Find every line with the string "content" in it, count them, and reply with that count only.
★ ★ ★ ★
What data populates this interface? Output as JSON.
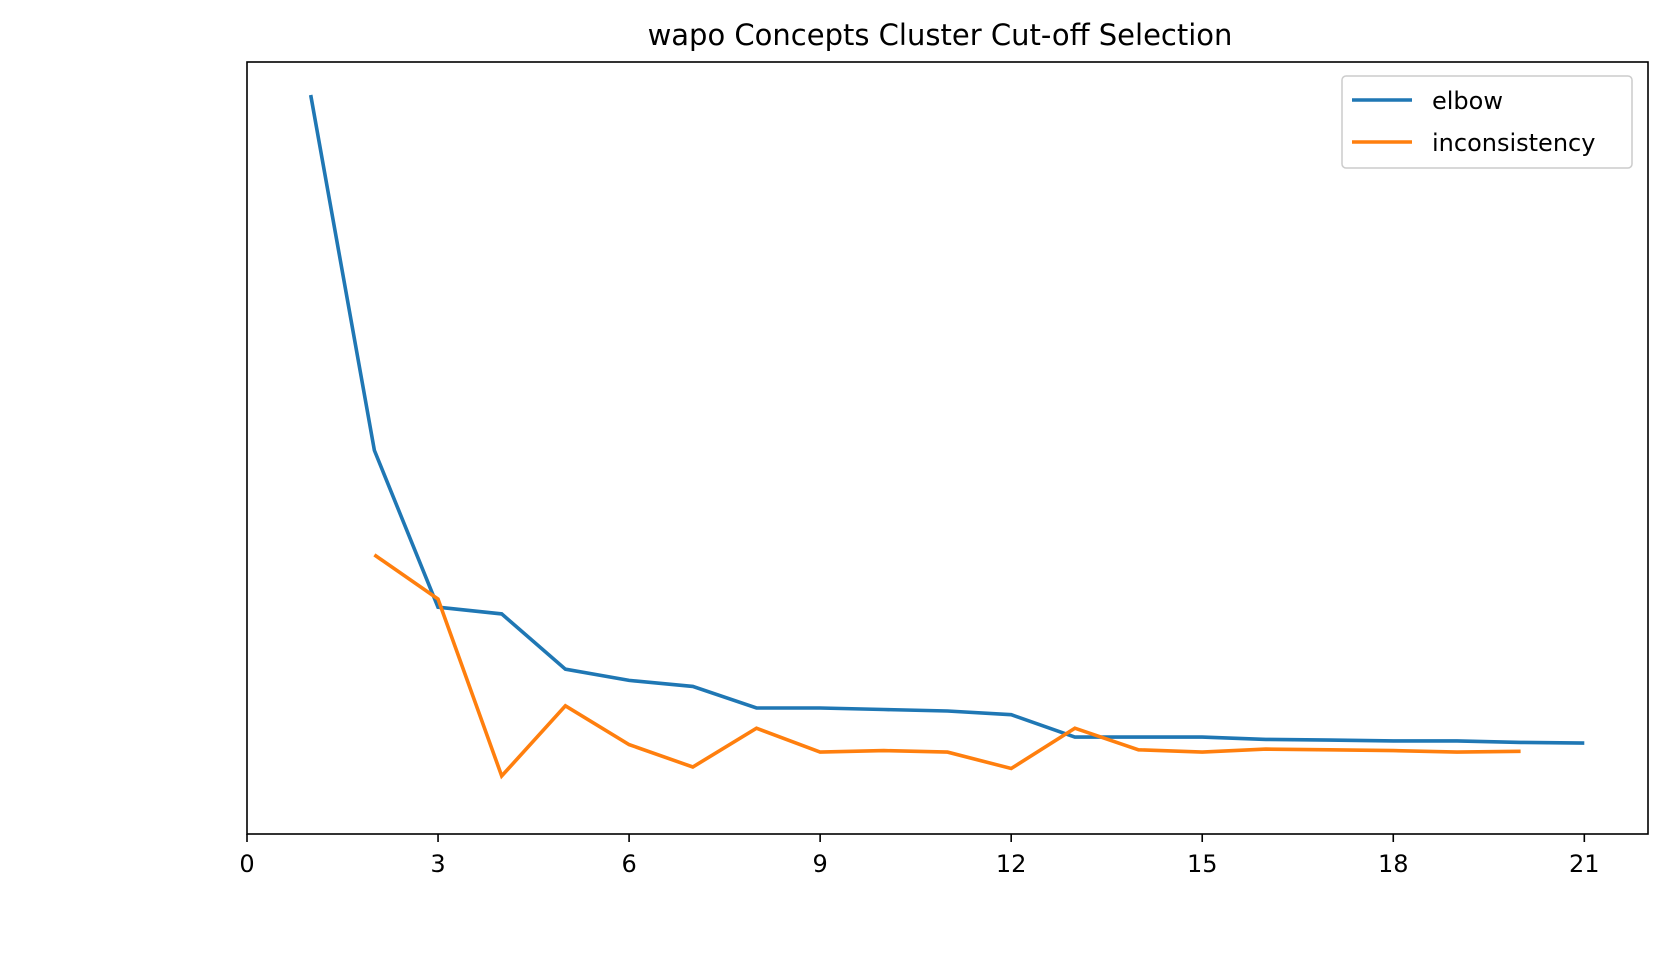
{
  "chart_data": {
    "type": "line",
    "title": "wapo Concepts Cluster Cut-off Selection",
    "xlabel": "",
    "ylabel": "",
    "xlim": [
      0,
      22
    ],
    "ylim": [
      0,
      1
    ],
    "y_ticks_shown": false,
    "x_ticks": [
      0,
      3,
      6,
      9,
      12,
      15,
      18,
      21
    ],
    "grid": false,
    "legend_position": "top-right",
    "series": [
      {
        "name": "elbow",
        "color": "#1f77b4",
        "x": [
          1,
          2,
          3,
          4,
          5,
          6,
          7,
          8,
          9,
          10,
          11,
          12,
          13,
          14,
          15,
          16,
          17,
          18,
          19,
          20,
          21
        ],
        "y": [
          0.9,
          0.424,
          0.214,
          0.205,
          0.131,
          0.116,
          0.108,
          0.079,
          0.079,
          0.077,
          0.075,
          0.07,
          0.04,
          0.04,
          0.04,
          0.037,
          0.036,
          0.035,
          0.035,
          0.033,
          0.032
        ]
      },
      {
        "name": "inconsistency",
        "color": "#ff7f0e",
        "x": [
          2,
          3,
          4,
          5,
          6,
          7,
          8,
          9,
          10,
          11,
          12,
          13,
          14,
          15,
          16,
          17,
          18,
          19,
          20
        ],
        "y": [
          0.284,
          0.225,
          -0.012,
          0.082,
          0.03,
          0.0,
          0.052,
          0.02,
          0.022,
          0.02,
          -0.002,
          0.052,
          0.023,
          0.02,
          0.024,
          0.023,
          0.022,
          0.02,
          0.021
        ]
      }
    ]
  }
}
★ ★ ★ ★
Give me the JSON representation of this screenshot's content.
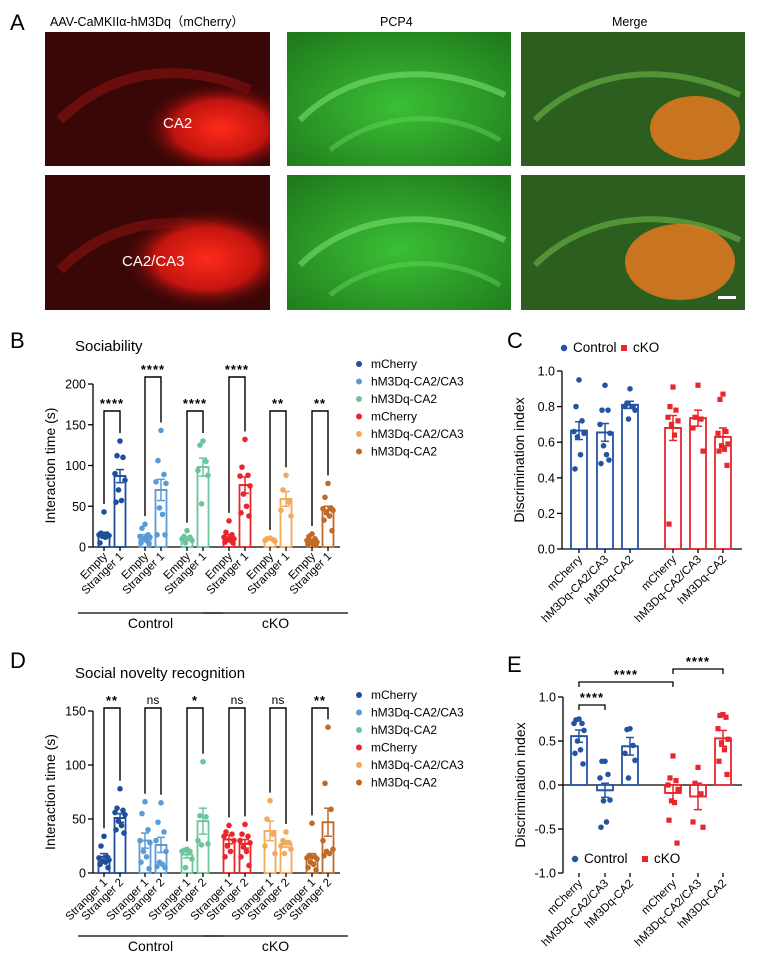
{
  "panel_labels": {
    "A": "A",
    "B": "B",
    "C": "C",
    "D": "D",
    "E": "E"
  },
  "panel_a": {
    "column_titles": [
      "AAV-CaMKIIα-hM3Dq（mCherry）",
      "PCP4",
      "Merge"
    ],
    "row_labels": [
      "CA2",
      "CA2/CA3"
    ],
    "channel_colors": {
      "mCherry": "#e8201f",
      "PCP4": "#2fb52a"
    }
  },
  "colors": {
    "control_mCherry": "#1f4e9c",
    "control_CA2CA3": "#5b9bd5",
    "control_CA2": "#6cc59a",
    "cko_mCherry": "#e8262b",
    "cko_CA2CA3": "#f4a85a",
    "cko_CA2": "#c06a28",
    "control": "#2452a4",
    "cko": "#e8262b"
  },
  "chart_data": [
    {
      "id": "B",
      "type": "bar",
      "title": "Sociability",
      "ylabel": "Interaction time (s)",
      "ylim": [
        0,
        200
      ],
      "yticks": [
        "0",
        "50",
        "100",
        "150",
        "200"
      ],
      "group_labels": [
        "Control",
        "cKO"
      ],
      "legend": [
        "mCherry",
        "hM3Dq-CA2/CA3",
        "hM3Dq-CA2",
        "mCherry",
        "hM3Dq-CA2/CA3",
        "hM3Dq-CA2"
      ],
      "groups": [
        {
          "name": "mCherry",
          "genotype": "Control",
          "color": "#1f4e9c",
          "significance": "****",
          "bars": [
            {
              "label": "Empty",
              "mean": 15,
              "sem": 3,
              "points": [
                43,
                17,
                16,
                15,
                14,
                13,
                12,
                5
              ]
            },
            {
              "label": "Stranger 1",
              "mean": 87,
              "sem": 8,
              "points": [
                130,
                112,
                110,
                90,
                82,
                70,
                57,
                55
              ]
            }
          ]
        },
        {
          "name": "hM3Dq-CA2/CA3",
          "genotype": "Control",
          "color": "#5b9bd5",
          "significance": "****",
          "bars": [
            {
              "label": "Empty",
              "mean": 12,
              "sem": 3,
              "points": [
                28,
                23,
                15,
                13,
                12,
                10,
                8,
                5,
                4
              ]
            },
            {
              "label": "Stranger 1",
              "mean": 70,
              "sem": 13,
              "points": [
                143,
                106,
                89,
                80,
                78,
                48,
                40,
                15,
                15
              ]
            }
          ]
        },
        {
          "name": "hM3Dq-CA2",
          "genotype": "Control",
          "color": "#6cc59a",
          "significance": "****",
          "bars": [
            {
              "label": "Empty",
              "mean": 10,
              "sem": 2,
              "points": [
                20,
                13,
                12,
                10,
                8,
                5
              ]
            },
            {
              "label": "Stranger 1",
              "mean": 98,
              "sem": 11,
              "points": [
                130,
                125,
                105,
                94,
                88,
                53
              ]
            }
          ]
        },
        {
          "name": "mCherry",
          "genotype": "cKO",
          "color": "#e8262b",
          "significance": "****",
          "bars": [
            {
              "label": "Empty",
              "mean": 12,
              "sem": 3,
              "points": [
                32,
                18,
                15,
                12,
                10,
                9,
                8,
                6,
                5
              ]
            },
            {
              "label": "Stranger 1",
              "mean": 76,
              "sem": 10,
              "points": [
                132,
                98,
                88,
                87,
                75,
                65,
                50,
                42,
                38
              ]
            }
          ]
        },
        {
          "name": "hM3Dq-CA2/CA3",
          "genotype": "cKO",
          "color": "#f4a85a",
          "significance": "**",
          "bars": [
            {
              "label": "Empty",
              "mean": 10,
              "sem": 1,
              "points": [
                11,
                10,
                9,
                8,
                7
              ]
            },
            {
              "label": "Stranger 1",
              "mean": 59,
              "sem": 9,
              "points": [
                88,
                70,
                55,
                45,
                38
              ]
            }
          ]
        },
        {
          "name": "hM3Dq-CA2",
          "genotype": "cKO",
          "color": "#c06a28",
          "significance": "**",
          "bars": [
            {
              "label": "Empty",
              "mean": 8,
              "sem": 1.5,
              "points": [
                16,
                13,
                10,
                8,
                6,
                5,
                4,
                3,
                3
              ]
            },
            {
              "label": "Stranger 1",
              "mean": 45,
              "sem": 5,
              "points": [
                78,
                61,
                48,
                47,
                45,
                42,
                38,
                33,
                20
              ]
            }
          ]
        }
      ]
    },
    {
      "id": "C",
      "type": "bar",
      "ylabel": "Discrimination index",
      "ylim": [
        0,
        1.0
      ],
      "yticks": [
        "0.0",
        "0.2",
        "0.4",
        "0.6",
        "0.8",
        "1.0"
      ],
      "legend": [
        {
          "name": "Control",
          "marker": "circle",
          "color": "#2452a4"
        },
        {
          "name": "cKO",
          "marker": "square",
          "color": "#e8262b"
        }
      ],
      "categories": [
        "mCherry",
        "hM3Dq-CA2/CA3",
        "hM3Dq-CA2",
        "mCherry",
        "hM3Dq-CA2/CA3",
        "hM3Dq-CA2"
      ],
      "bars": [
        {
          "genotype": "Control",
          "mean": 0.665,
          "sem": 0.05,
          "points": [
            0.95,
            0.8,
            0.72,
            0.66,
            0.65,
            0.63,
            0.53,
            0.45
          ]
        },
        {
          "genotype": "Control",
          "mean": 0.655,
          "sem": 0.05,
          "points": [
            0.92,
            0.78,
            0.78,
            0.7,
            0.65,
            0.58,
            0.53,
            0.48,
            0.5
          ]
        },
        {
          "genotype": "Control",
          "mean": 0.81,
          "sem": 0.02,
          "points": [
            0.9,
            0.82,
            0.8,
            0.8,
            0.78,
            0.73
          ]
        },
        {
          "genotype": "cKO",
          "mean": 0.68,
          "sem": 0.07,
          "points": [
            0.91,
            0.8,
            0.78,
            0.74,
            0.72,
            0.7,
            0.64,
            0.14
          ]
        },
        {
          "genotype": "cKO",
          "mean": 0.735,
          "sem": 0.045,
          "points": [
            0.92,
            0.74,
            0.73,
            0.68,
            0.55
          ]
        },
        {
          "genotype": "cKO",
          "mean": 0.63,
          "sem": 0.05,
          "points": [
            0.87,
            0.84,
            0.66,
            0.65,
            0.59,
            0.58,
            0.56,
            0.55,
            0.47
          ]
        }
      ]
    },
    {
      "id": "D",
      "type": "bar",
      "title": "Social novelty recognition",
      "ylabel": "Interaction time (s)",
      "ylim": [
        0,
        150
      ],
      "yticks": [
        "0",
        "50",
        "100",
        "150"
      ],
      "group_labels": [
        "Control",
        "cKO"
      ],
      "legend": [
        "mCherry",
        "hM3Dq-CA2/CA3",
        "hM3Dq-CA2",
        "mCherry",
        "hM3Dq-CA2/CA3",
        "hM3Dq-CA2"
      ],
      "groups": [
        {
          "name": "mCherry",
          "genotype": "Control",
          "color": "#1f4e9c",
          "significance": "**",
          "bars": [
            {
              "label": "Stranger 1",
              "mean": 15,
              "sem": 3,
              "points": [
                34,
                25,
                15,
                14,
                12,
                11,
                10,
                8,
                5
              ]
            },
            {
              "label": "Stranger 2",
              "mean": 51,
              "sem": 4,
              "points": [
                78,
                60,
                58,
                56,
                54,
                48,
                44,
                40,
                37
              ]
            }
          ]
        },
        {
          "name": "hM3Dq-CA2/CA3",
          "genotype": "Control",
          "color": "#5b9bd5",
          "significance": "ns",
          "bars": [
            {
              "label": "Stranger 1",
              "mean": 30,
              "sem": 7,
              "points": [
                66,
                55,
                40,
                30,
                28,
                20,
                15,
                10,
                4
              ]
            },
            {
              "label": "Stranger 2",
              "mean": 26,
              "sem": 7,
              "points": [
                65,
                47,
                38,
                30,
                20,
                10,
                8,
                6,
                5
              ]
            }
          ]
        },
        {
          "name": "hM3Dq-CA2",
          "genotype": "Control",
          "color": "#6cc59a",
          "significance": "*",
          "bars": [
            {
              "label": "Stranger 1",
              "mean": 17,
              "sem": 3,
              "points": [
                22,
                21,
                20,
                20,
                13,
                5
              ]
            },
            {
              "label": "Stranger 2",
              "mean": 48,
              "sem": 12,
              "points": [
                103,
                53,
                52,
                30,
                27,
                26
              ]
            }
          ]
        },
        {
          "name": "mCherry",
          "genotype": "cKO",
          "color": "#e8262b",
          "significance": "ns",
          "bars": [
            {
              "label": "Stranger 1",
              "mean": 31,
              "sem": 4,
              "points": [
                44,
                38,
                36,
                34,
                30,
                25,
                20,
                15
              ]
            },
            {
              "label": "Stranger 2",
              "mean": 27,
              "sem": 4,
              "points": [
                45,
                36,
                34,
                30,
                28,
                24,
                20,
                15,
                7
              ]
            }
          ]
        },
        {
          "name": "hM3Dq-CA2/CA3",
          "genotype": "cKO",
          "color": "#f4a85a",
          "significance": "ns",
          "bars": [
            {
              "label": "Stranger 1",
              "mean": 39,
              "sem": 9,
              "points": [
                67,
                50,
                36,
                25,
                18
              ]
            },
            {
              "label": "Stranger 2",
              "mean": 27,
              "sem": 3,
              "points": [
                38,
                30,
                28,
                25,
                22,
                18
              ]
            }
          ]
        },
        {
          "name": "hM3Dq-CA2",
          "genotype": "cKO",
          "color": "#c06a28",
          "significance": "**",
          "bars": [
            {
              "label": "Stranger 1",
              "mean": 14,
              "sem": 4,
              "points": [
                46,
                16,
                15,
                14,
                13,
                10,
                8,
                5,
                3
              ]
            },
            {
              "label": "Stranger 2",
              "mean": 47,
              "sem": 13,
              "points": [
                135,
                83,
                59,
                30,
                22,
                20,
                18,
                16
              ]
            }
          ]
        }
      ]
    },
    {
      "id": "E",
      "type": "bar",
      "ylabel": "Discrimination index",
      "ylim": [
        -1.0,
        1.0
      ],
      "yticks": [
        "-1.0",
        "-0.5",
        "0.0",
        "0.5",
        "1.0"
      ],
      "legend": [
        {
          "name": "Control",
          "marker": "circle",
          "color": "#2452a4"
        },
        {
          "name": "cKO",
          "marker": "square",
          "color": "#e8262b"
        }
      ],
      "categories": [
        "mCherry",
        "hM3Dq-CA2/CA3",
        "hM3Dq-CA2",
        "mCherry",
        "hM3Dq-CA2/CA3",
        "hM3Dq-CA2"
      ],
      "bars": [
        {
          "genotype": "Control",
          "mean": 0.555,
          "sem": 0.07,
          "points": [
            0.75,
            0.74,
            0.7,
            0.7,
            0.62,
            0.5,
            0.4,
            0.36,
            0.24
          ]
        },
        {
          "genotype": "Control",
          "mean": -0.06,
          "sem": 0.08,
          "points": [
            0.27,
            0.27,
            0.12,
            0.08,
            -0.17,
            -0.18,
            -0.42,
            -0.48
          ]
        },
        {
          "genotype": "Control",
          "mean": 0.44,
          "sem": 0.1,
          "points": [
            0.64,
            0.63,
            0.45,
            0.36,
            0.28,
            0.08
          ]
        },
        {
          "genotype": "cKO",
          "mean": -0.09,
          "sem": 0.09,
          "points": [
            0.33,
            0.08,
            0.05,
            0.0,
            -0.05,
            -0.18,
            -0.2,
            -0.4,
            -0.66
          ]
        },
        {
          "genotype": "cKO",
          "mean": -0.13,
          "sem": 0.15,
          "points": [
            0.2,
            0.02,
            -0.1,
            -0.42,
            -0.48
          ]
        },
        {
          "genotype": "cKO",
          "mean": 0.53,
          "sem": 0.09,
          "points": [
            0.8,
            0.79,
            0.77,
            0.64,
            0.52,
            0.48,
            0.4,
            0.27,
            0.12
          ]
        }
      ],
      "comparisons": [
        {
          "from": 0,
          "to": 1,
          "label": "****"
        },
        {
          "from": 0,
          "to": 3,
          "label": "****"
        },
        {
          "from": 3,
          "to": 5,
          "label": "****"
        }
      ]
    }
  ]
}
★ ★ ★ ★
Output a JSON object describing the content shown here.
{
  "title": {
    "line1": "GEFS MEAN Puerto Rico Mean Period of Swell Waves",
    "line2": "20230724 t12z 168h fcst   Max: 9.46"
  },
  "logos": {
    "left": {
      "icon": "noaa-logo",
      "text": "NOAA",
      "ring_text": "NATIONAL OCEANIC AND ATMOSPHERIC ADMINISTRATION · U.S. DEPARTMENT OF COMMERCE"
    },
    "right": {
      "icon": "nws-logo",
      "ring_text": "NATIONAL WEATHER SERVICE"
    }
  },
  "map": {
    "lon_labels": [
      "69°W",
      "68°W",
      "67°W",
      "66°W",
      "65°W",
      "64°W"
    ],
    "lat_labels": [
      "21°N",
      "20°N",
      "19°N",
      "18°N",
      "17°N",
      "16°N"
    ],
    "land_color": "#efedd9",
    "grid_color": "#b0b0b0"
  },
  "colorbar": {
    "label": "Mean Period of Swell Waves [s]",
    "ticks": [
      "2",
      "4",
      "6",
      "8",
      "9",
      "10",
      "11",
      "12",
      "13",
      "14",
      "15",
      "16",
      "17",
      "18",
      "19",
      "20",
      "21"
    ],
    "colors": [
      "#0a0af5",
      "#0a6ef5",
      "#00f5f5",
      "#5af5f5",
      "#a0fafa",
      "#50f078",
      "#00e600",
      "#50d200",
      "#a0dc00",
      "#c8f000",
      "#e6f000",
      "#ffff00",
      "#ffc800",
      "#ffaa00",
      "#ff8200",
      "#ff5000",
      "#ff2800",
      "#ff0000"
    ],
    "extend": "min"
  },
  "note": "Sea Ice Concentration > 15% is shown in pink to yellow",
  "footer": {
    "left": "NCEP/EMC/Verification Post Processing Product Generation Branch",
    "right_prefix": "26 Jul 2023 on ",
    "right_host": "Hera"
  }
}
★ ★ ★ ★
• [Worked answer]: 2